Objective: Omit the pictures, then reproduce every remaining record exactly.

>>>>

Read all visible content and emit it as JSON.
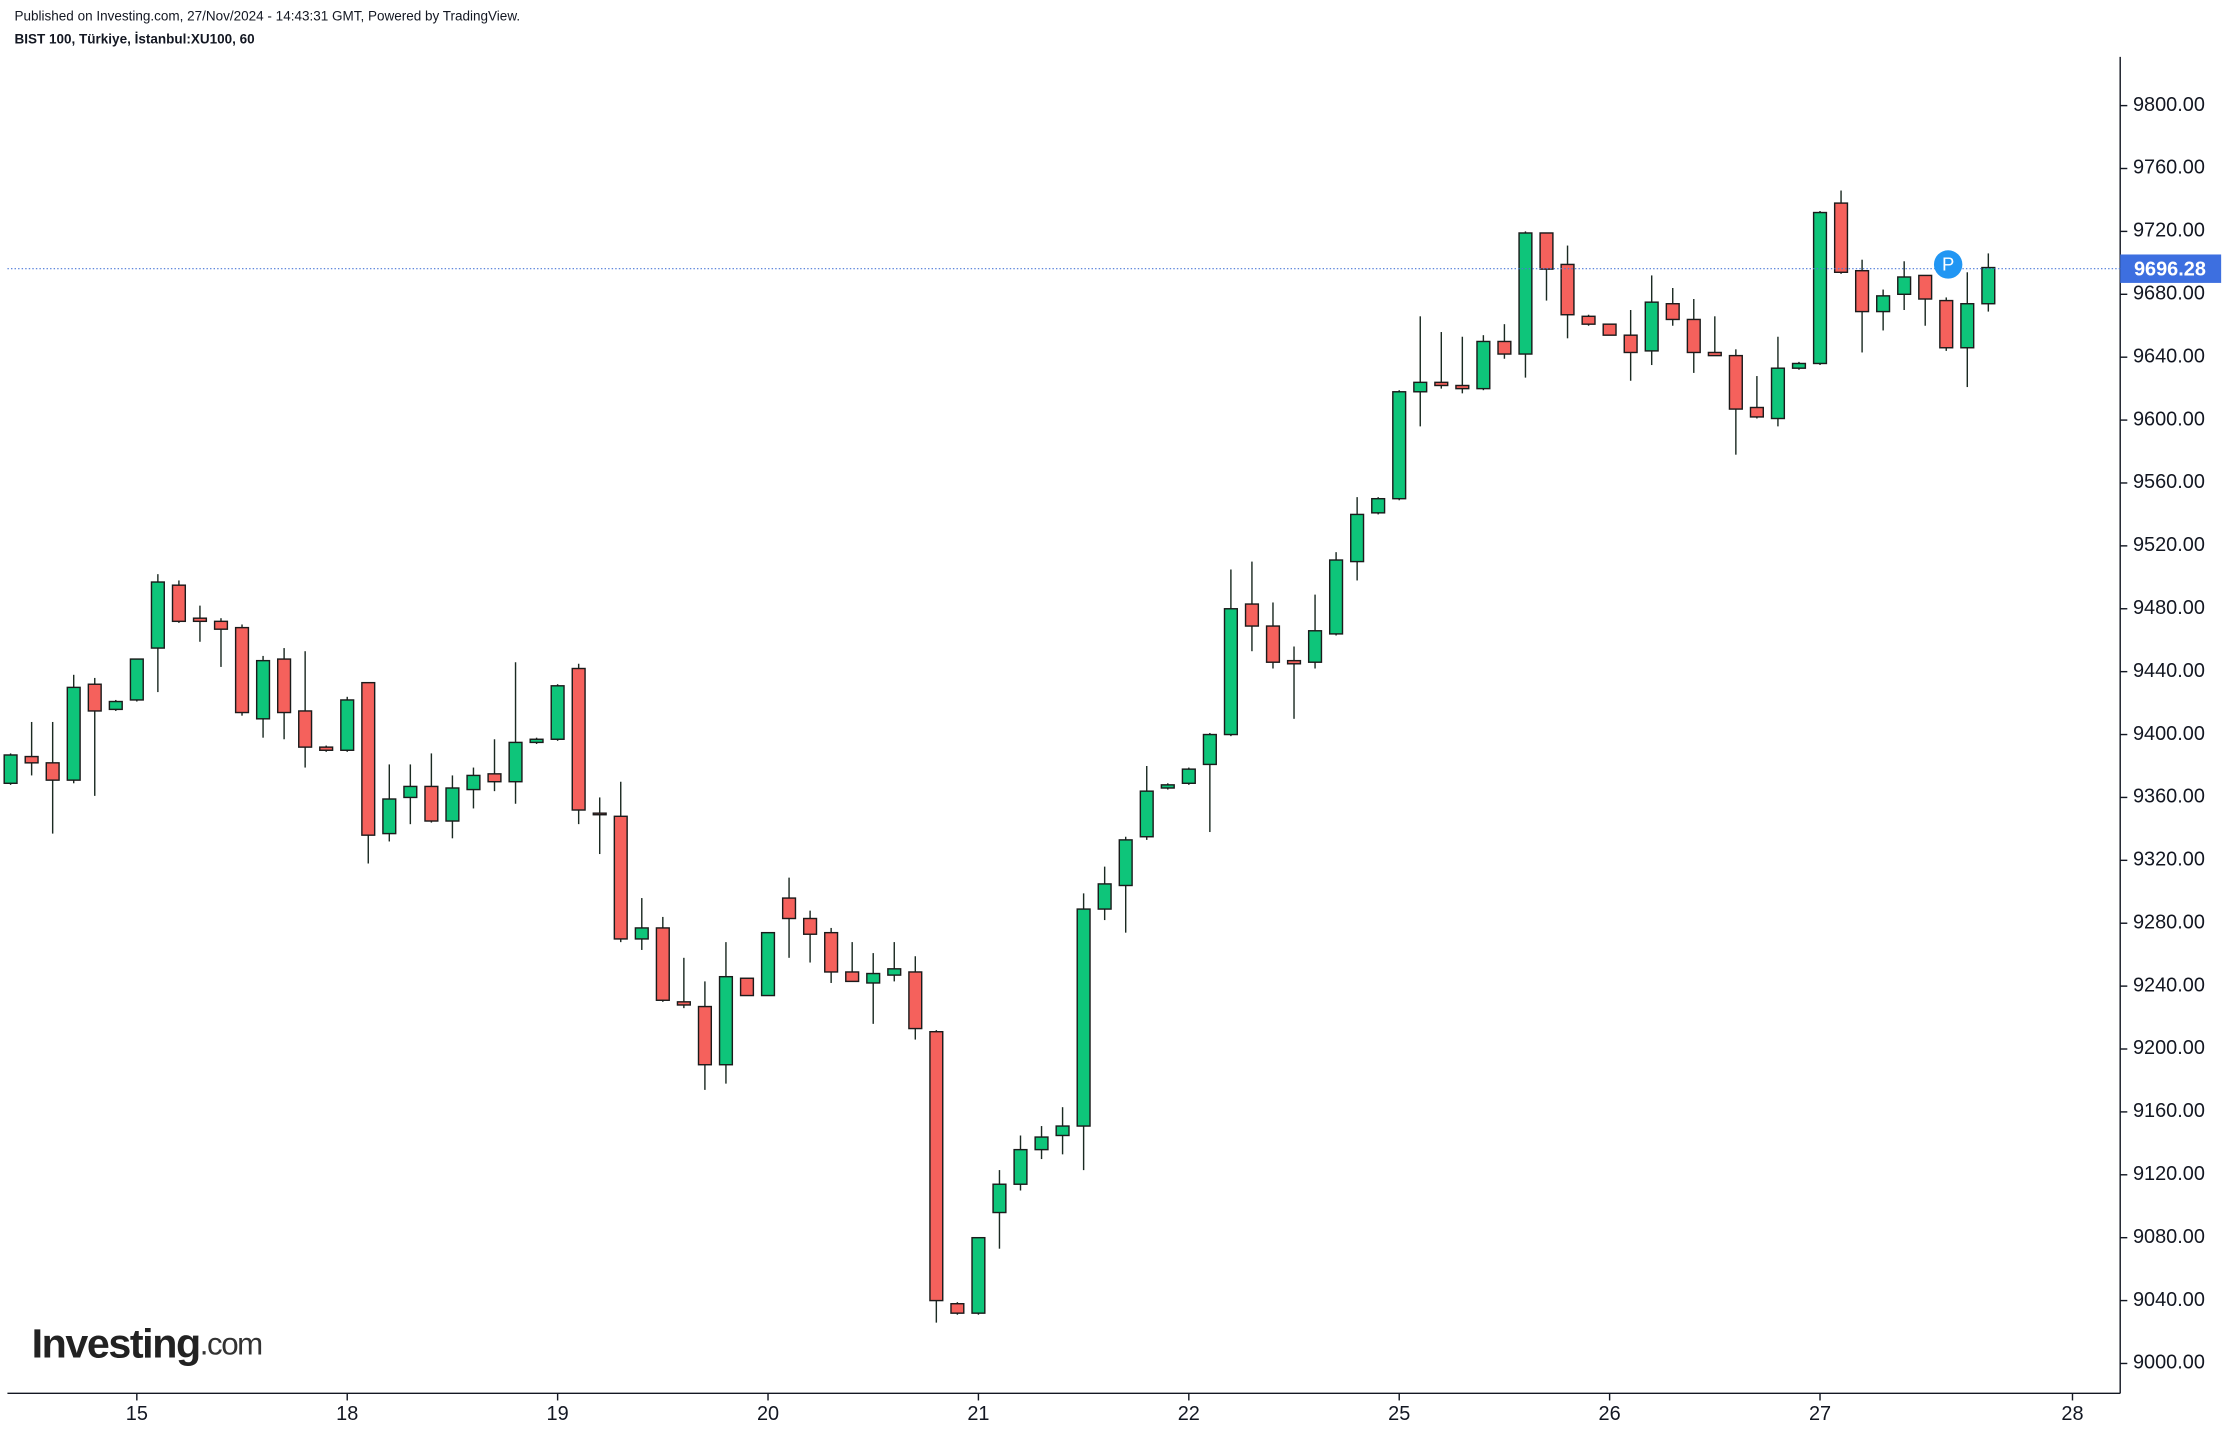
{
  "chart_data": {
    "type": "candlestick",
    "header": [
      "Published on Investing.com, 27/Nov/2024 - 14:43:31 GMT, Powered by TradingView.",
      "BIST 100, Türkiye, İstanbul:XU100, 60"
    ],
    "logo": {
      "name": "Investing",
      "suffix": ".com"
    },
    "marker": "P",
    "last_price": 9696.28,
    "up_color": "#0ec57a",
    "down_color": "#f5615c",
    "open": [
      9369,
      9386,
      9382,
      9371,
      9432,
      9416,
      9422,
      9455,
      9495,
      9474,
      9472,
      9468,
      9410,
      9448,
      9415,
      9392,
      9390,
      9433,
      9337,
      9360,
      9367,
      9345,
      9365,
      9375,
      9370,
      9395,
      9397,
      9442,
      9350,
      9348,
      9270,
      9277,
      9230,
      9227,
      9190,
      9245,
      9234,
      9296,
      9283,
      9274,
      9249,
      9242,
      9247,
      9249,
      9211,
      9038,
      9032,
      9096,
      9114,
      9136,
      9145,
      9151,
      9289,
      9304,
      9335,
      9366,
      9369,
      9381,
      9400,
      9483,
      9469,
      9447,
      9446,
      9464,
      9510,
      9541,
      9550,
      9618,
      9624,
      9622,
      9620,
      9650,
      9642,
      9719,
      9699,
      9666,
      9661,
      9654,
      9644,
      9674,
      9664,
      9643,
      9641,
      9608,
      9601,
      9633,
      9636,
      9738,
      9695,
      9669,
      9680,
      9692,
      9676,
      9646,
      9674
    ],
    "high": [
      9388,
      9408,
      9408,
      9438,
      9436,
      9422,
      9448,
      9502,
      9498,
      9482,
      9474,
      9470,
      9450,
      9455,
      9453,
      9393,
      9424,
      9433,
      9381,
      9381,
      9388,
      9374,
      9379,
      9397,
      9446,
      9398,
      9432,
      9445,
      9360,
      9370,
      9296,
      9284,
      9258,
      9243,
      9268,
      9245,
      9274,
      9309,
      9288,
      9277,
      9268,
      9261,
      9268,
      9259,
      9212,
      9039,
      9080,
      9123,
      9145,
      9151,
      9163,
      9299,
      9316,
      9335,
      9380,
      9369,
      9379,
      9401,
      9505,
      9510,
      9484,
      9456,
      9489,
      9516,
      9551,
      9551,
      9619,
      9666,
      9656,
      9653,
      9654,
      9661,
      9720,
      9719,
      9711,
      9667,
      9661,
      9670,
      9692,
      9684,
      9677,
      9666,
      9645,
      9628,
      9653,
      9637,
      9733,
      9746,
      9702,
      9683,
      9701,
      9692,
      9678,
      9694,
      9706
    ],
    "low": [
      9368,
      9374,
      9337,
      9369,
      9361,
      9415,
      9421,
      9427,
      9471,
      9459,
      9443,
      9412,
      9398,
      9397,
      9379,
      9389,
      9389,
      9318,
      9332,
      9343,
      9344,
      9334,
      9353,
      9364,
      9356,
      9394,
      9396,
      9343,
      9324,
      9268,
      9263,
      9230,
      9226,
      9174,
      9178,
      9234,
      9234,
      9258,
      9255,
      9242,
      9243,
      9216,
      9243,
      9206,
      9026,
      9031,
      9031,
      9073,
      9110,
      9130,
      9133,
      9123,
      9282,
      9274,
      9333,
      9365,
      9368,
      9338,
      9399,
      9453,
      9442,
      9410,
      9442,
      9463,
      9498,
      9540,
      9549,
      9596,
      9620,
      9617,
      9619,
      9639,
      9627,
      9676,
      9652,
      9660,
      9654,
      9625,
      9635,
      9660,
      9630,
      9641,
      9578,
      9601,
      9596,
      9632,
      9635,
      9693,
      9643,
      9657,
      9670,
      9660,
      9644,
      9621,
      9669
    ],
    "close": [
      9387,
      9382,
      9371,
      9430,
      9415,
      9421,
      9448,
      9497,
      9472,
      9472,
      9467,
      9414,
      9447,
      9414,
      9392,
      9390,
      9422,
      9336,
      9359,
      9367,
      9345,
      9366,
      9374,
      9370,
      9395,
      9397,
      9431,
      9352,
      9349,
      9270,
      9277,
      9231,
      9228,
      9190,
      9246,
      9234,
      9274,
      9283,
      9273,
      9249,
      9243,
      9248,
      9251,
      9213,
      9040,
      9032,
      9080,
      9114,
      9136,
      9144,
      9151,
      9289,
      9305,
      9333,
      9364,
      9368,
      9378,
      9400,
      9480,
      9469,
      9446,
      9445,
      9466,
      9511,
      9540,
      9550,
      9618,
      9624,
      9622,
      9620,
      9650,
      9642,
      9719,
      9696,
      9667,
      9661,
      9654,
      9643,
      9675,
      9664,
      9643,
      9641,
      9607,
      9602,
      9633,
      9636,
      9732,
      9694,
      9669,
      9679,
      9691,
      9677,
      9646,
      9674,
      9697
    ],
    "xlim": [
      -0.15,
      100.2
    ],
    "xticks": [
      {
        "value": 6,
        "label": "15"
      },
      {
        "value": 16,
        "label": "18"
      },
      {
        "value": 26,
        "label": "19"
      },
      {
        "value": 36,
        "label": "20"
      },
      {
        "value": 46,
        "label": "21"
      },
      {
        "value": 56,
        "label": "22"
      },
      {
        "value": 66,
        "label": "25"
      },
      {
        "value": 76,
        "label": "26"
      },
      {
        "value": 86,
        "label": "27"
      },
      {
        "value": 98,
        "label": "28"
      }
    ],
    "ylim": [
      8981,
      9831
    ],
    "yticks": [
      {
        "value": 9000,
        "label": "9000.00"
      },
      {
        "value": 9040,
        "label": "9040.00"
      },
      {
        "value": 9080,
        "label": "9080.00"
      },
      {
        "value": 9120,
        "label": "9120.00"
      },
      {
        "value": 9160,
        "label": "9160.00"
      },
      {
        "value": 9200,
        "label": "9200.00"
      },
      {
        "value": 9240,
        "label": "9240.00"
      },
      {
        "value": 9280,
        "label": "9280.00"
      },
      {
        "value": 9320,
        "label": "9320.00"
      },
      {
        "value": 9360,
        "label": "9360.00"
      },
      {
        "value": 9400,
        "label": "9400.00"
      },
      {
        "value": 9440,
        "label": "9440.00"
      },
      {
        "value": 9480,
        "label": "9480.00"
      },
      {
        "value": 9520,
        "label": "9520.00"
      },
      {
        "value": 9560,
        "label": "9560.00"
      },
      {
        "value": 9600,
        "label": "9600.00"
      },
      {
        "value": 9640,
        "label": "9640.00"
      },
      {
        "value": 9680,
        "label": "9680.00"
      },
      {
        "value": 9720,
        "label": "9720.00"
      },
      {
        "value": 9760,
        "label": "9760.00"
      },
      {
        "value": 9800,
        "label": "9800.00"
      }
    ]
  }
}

<<<<

Expected answer:
Read all visible content and emit it as JSON.
{
  "chart_data": {
    "type": "candlestick",
    "header": [
      "Published on Investing.com, 27/Nov/2024 - 14:43:31 GMT, Powered by TradingView.",
      "BIST 100, Türkiye, İstanbul:XU100, 60"
    ],
    "logo": {
      "name": "Investing",
      "suffix": ".com"
    },
    "marker": "P",
    "last_price": 9696.28,
    "up_color": "#0ec57a",
    "down_color": "#f5615c",
    "open": [
      9369,
      9386,
      9382,
      9371,
      9432,
      9416,
      9422,
      9455,
      9495,
      9474,
      9472,
      9468,
      9410,
      9448,
      9415,
      9392,
      9390,
      9433,
      9337,
      9360,
      9367,
      9345,
      9365,
      9375,
      9370,
      9395,
      9397,
      9442,
      9350,
      9348,
      9270,
      9277,
      9230,
      9227,
      9190,
      9245,
      9234,
      9296,
      9283,
      9274,
      9249,
      9242,
      9247,
      9249,
      9211,
      9038,
      9032,
      9096,
      9114,
      9136,
      9145,
      9151,
      9289,
      9304,
      9335,
      9366,
      9369,
      9381,
      9400,
      9483,
      9469,
      9447,
      9446,
      9464,
      9510,
      9541,
      9550,
      9618,
      9624,
      9622,
      9620,
      9650,
      9642,
      9719,
      9699,
      9666,
      9661,
      9654,
      9644,
      9674,
      9664,
      9643,
      9641,
      9608,
      9601,
      9633,
      9636,
      9738,
      9695,
      9669,
      9680,
      9692,
      9676,
      9646,
      9674
    ],
    "high": [
      9388,
      9408,
      9408,
      9438,
      9436,
      9422,
      9448,
      9502,
      9498,
      9482,
      9474,
      9470,
      9450,
      9455,
      9453,
      9393,
      9424,
      9433,
      9381,
      9381,
      9388,
      9374,
      9379,
      9397,
      9446,
      9398,
      9432,
      9445,
      9360,
      9370,
      9296,
      9284,
      9258,
      9243,
      9268,
      9245,
      9274,
      9309,
      9288,
      9277,
      9268,
      9261,
      9268,
      9259,
      9212,
      9039,
      9080,
      9123,
      9145,
      9151,
      9163,
      9299,
      9316,
      9335,
      9380,
      9369,
      9379,
      9401,
      9505,
      9510,
      9484,
      9456,
      9489,
      9516,
      9551,
      9551,
      9619,
      9666,
      9656,
      9653,
      9654,
      9661,
      9720,
      9719,
      9711,
      9667,
      9661,
      9670,
      9692,
      9684,
      9677,
      9666,
      9645,
      9628,
      9653,
      9637,
      9733,
      9746,
      9702,
      9683,
      9701,
      9692,
      9678,
      9694,
      9706
    ],
    "low": [
      9368,
      9374,
      9337,
      9369,
      9361,
      9415,
      9421,
      9427,
      9471,
      9459,
      9443,
      9412,
      9398,
      9397,
      9379,
      9389,
      9389,
      9318,
      9332,
      9343,
      9344,
      9334,
      9353,
      9364,
      9356,
      9394,
      9396,
      9343,
      9324,
      9268,
      9263,
      9230,
      9226,
      9174,
      9178,
      9234,
      9234,
      9258,
      9255,
      9242,
      9243,
      9216,
      9243,
      9206,
      9026,
      9031,
      9031,
      9073,
      9110,
      9130,
      9133,
      9123,
      9282,
      9274,
      9333,
      9365,
      9368,
      9338,
      9399,
      9453,
      9442,
      9410,
      9442,
      9463,
      9498,
      9540,
      9549,
      9596,
      9620,
      9617,
      9619,
      9639,
      9627,
      9676,
      9652,
      9660,
      9654,
      9625,
      9635,
      9660,
      9630,
      9641,
      9578,
      9601,
      9596,
      9632,
      9635,
      9693,
      9643,
      9657,
      9670,
      9660,
      9644,
      9621,
      9669
    ],
    "close": [
      9387,
      9382,
      9371,
      9430,
      9415,
      9421,
      9448,
      9497,
      9472,
      9472,
      9467,
      9414,
      9447,
      9414,
      9392,
      9390,
      9422,
      9336,
      9359,
      9367,
      9345,
      9366,
      9374,
      9370,
      9395,
      9397,
      9431,
      9352,
      9349,
      9270,
      9277,
      9231,
      9228,
      9190,
      9246,
      9234,
      9274,
      9283,
      9273,
      9249,
      9243,
      9248,
      9251,
      9213,
      9040,
      9032,
      9080,
      9114,
      9136,
      9144,
      9151,
      9289,
      9305,
      9333,
      9364,
      9368,
      9378,
      9400,
      9480,
      9469,
      9446,
      9445,
      9466,
      9511,
      9540,
      9550,
      9618,
      9624,
      9622,
      9620,
      9650,
      9642,
      9719,
      9696,
      9667,
      9661,
      9654,
      9643,
      9675,
      9664,
      9643,
      9641,
      9607,
      9602,
      9633,
      9636,
      9732,
      9694,
      9669,
      9679,
      9691,
      9677,
      9646,
      9674,
      9697
    ],
    "xlim": [
      -0.15,
      100.2
    ],
    "xticks": [
      {
        "value": 6,
        "label": "15"
      },
      {
        "value": 16,
        "label": "18"
      },
      {
        "value": 26,
        "label": "19"
      },
      {
        "value": 36,
        "label": "20"
      },
      {
        "value": 46,
        "label": "21"
      },
      {
        "value": 56,
        "label": "22"
      },
      {
        "value": 66,
        "label": "25"
      },
      {
        "value": 76,
        "label": "26"
      },
      {
        "value": 86,
        "label": "27"
      },
      {
        "value": 98,
        "label": "28"
      }
    ],
    "ylim": [
      8981,
      9831
    ],
    "yticks": [
      {
        "value": 9000,
        "label": "9000.00"
      },
      {
        "value": 9040,
        "label": "9040.00"
      },
      {
        "value": 9080,
        "label": "9080.00"
      },
      {
        "value": 9120,
        "label": "9120.00"
      },
      {
        "value": 9160,
        "label": "9160.00"
      },
      {
        "value": 9200,
        "label": "9200.00"
      },
      {
        "value": 9240,
        "label": "9240.00"
      },
      {
        "value": 9280,
        "label": "9280.00"
      },
      {
        "value": 9320,
        "label": "9320.00"
      },
      {
        "value": 9360,
        "label": "9360.00"
      },
      {
        "value": 9400,
        "label": "9400.00"
      },
      {
        "value": 9440,
        "label": "9440.00"
      },
      {
        "value": 9480,
        "label": "9480.00"
      },
      {
        "value": 9520,
        "label": "9520.00"
      },
      {
        "value": 9560,
        "label": "9560.00"
      },
      {
        "value": 9600,
        "label": "9600.00"
      },
      {
        "value": 9640,
        "label": "9640.00"
      },
      {
        "value": 9680,
        "label": "9680.00"
      },
      {
        "value": 9720,
        "label": "9720.00"
      },
      {
        "value": 9760,
        "label": "9760.00"
      },
      {
        "value": 9800,
        "label": "9800.00"
      }
    ]
  }
}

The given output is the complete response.